REQUIRED WORK: Give every line back verbatim, dropping all images.

RECORDS FOR PROCESSING:
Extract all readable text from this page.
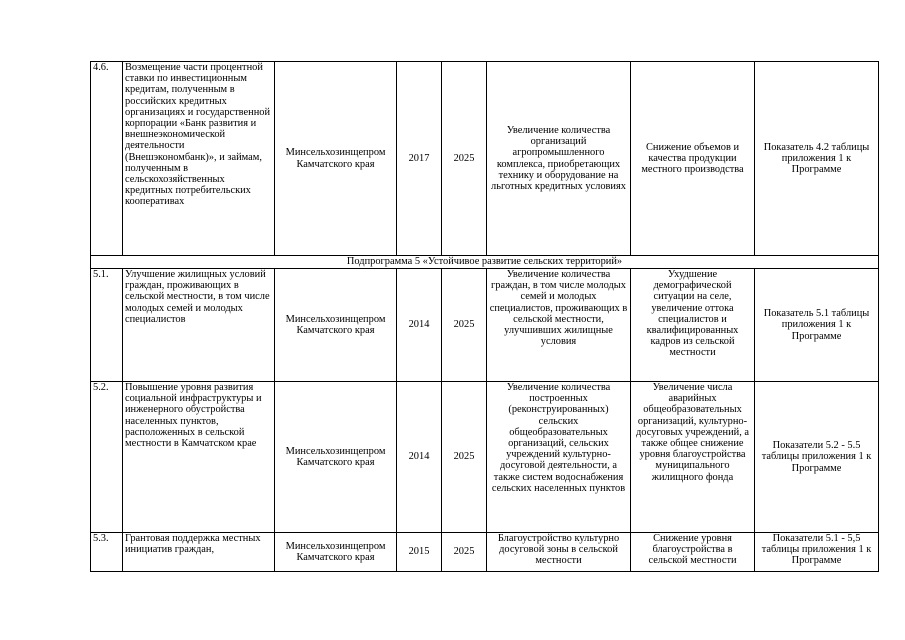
4.6.	Возмещение части процентной ставки по инвестиционным кредитам, полученным в российских кредитных организациях и государственной корпорации «Банк развития и внешнеэкономической деятельности (Внешэкономбанк)», и займам, полученным в сельскохозяйственных кредитных потребительских кооперативах	Минсельхозинщепром Камчатского края	2017	2025	Увеличение количества организаций агропромышленного комплекса, приобретающих технику и оборудование на льготных кредитных условиях	Снижение объемов и качества продукции местного производства	Показатель 4.2 таблицы приложения 1 к Программе
Подпрограмма 5 «Устойчивое развитие сельских территорий»							
5.1.	Улучшение жилищных условий граждан, проживающих в сельской местности, в том числе молодых семей и молодых специалистов	Минсельхозинщепром Камчатского края	2014	2025	Увеличение количества граждан, в том числе молодых семей и молодых специалистов, проживающих в сельской местности, улучшивших жилищные условия	Ухудшение демографической ситуации на селе, увеличение оттока специалистов и квалифицированных кадров из сельской местности	Показатель 5.1 таблицы приложения 1 к Программе
5.2.	Повышение уровня развития социальной инфраструктуры и инженерного обустройства населенных пунктов, расположенных в сельской местности в Камчатском крае	Минсельхозинщепром Камчатского края	2014	2025	Увеличение количества построенных (реконструированных) сельских общеобразовательных организаций, сельских учреждений культурно-досуговой деятельности, а также систем водоснабжения сельских населенных пунктов	Увеличение числа аварийных общеобразовательных организаций, культурно-досуговых учреждений, а также общее снижение уровня благоустройства муниципального жилищного фонда	Показатели 5.2 - 5.5 таблицы приложения 1 к Программе
5.3.	Грантовая поддержка местных инициатив граждан,	Минсельхозинщепром Камчатского края	2015	2025	Благоустройство культурно досуговой зоны в сельской местности	Снижение уровня благоустройства в сельской местности	Показатели 5.1 - 5,5 таблицы приложения 1 к Программе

THE OUTPUT:
Extract all readable text from this page.
4.6.	Возмещение части процентной ставки по инвестиционным кредитам, полученным в российских кредитных организациях и государственной корпорации «Банк развития и внешнеэкономической деятельности (Внешэкономбанк)», и займам, полученным в сельскохозяйственных кредитных потребительских кооперативах	Минсельхозинщепром Камчатского края	2017	2025	Увеличение количества организаций агропромышленного комплекса, приобретающих технику и оборудование на льготных кредитных условиях	Снижение объемов и качества продукции местного производства	Показатель 4.2 таблицы приложения 1 к Программе
Подпрограмма 5 «Устойчивое развитие сельских территорий»							
5.1.	Улучшение жилищных условий граждан, проживающих в сельской местности, в том числе молодых семей и молодых специалистов	Минсельхозинщепром Камчатского края	2014	2025	Увеличение количества граждан, в том числе молодых семей и молодых специалистов, проживающих в сельской местности, улучшивших жилищные условия	Ухудшение демографической ситуации на селе, увеличение оттока специалистов и квалифицированных кадров из сельской местности	Показатель 5.1 таблицы приложения 1 к Программе
5.2.	Повышение уровня развития социальной инфраструктуры и инженерного обустройства населенных пунктов, расположенных в сельской местности в Камчатском крае	Минсельхозинщепром Камчатского края	2014	2025	Увеличение количества построенных (реконструированных) сельских общеобразовательных организаций, сельских учреждений культурно-досуговой деятельности, а также систем водоснабжения сельских населенных пунктов	Увеличение числа аварийных общеобразовательных организаций, культурно-досуговых учреждений, а также общее снижение уровня благоустройства муниципального жилищного фонда	Показатели 5.2 - 5.5 таблицы приложения 1 к Программе
5.3.	Грантовая поддержка местных инициатив граждан,	Минсельхозинщепром Камчатского края	2015	2025	Благоустройство культурно досуговой зоны в сельской местности	Снижение уровня благоустройства в сельской местности	Показатели 5.1 - 5,5 таблицы приложения 1 к Программе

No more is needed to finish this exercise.